» WORK TO DO
What is the number of lines in these entries that contain "date"? State it alone.
+++ RECORDS PROVIDED +++
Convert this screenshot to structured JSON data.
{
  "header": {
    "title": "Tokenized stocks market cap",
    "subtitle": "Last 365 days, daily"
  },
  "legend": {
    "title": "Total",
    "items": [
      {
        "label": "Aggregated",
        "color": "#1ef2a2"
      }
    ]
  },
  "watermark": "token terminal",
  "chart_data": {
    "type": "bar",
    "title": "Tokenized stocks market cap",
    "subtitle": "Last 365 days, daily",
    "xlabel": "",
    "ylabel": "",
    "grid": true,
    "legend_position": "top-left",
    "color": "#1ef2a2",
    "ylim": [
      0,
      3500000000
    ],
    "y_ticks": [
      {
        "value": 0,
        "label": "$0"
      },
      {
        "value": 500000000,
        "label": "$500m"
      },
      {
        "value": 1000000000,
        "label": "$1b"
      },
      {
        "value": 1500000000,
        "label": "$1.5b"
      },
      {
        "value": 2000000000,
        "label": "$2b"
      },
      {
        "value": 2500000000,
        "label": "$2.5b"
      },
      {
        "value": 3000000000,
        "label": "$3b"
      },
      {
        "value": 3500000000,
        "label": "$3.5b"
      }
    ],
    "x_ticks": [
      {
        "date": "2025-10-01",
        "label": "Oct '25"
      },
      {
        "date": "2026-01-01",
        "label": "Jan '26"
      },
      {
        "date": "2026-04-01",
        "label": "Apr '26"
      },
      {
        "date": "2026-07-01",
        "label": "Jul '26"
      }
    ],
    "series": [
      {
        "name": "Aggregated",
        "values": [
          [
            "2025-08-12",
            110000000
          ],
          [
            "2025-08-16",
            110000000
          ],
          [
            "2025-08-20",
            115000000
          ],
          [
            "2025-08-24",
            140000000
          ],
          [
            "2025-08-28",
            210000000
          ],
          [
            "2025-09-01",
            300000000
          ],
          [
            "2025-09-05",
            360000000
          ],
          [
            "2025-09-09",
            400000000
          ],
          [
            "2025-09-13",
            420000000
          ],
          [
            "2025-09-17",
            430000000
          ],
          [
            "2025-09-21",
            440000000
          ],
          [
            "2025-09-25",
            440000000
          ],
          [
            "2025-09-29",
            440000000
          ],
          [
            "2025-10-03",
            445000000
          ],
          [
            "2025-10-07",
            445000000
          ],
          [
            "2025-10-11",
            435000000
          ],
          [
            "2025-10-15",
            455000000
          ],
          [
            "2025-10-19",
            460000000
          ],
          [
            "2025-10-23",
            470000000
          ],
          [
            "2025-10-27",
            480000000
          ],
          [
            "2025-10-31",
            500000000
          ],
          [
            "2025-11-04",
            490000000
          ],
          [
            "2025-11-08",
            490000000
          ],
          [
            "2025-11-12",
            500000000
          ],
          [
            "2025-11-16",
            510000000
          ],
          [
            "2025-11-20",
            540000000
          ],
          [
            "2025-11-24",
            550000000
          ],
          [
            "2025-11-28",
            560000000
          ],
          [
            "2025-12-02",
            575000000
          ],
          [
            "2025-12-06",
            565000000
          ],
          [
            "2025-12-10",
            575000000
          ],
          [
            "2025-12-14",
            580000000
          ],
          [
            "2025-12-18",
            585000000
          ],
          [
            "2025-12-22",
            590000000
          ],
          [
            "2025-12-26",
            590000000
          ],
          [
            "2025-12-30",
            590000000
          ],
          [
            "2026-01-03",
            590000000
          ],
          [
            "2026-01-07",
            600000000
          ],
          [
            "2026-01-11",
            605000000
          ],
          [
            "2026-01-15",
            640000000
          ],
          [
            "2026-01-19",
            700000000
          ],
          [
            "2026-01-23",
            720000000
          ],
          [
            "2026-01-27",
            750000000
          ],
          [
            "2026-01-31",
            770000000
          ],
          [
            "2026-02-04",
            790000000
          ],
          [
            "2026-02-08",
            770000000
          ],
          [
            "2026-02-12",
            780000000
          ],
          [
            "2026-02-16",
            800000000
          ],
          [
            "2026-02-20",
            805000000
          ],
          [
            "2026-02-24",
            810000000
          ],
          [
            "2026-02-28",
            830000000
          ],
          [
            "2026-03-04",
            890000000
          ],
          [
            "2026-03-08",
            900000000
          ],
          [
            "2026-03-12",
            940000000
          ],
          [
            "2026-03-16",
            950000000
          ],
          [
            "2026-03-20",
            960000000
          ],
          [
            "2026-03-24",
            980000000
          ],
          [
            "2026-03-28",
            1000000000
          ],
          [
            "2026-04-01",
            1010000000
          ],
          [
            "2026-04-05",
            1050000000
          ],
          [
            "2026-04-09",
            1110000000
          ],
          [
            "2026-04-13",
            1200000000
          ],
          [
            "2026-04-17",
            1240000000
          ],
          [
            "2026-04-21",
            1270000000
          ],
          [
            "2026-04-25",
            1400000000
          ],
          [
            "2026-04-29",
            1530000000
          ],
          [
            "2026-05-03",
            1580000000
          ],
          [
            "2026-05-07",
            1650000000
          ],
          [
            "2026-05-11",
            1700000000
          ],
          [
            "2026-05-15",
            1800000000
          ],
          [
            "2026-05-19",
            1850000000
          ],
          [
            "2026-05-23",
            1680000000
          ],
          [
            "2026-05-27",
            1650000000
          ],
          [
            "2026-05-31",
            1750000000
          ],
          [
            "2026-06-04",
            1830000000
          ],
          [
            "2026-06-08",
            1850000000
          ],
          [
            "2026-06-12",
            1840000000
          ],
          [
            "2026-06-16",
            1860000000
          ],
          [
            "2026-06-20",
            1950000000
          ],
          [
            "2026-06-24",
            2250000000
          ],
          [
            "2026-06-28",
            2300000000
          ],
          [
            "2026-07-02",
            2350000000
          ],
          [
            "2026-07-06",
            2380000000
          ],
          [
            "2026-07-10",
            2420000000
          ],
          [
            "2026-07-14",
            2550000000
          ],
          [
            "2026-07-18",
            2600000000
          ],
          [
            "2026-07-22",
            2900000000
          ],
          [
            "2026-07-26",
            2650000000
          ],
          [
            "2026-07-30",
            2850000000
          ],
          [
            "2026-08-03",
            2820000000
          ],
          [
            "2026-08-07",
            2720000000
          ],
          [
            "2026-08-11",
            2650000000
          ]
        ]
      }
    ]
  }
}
+++
» FINAL RESULT
4